# WHAT THE TASK REQUIRES:
Tell how many lines include the string "MAIL". Answer with a single number.

# SUPPLIED MATERIAL:
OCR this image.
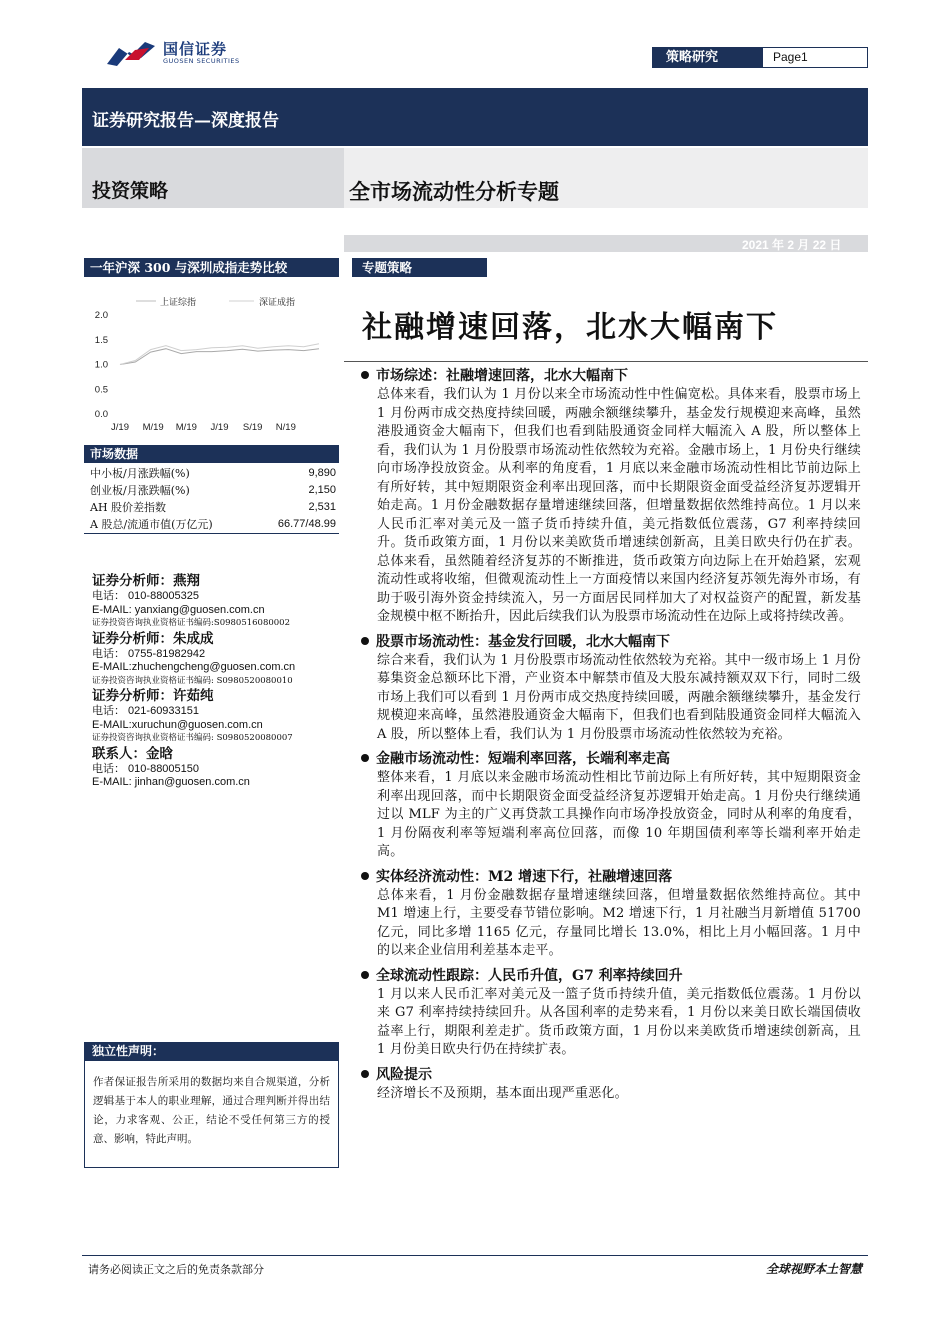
国信证券
GUOSEN SECURITIES	策略研究	Page1
证券研究报告—深度报告
投资策略	全市场流动性分析专题
2021 年 2 月 22 日
一年沪深 300 与深圳成指走势比较
上证综指	深证成指
0.0
0.5
1.0
1.5
2.0
J/19 M/19 M/19 J/19 S/19 N/19
市场数据
中小板/月涨跌幅(%)	9,890
创业板/月涨跌幅(%)	2,150
AH 股价差指数	2,531
A 股总/流通市值(万亿元)	66.77/48.99
证券分析师：燕翔
电话： 010-88005325
E-MAIL: yanxiang@guosen.com.cn
证券投资咨询执业资格证书编码:S0980516080002
证券分析师：朱成成
电话： 0755-81982942
E-MAIL:zhuchengcheng@guosen.com.cn
证券投资咨询执业资格证书编码: S0980520080010
证券分析师：许茹纯
电话： 021-60933151
E-MAIL:xuruchun@guosen.com.cn
证券投资咨询执业资格证书编码: S0980520080007
联系人：金晗
电话： 010-88005150
E-MAIL: jinhan@guosen.com.cn
独立性声明：
作者保证报告所采用的数据均来自合规渠道，分析逻辑基于本人的职业理解，通过合理判断并得出结论，力求客观、公正，结论不受任何第三方的授意、影响，特此声明。
专题策略
社融增速回落，北水大幅南下
市场综述：社融增速回落，北水大幅南下
总体来看，我们认为 1 月份以来全市场流动性中性偏宽松。具体来看，股票市场上 1 月份两市成交热度持续回暖，两融余额继续攀升，基金发行规模迎来高峰，虽然港股通资金大幅南下，但我们也看到陆股通资金同样大幅流入 A 股，所以整体上看，我们认为 1 月份股票市场流动性依然较为充裕。金融市场上，1 月份央行继续向市场净投放资金。从利率的角度看，1 月底以来金融市场流动性相比节前边际上有所好转，其中短期限资金利率出现回落，而中长期限资金面受益经济复苏逻辑开始走高。1 月份金融数据存量增速继续回落，但增量数据依然维持高位。1 月以来人民币汇率对美元及一篮子货币持续升值，美元指数低位震荡，G7 利率持续回升。货币政策方面，1 月份以来美欧货币增速续创新高，且美日欧央行仍在扩表。总体来看，虽然随着经济复苏的不断推进，货币政策方向边际上在开始趋紧，宏观流动性或将收缩，但微观流动性上一方面疫情以来国内经济复苏领先海外市场，有助于吸引海外资金持续流入，另一方面居民同样加大了对权益资产的配置，新发基金规模中枢不断抬升，因此后续我们认为股票市场流动性在边际上或将持续改善。
股票市场流动性：基金发行回暖，北水大幅南下
综合来看，我们认为 1 月份股票市场流动性依然较为充裕。其中一级市场上 1 月份募集资金总额环比下滑，产业资本中解禁市值及大股东减持额双双下行，同时二级市场上我们可以看到 1 月份两市成交热度持续回暖，两融余额继续攀升，基金发行规模迎来高峰，虽然港股通资金大幅南下，但我们也看到陆股通资金同样大幅流入 A 股，所以整体上看，我们认为 1 月份股票市场流动性依然较为充裕。
金融市场流动性：短端利率回落，长端利率走高
整体来看，1 月底以来金融市场流动性相比节前边际上有所好转，其中短期限资金利率出现回落，而中长期限资金面受益经济复苏逻辑开始走高。1 月份央行继续通过以 MLF 为主的广义再贷款工具操作向市场净投放资金，同时从利率的角度看，1 月份隔夜利率等短端利率高位回落，而像 10 年期国债利率等长端利率开始走高。
实体经济流动性：M2 增速下行，社融增速回落
总体来看，1 月份金融数据存量增速继续回落，但增量数据依然维持高位。其中 M1 增速上行，主要受春节错位影响。M2 增速下行，1 月社融当月新增值 51700 亿元，同比多增 1165 亿元，存量同比增长 13.0%，相比上月小幅回落。1 月中的以来企业信用利差基本走平。
全球流动性跟踪：人民币升值，G7 利率持续回升
1 月以来人民币汇率对美元及一篮子货币持续升值，美元指数低位震荡。1 月份以来 G7 利率持续持续回升。从各国利率的走势来看，1 月份以来美日欧长端国债收益率上行，期限利差走扩。货币政策方面，1 月份以来美欧货币增速续创新高，且 1 月份美日欧央行仍在持续扩表。
风险提示
经济增长不及预期，基本面出现严重恶化。
请务必阅读正文之后的免责条款部分	全球视野本土智慧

# SOLUTION TO THIS TASK:
4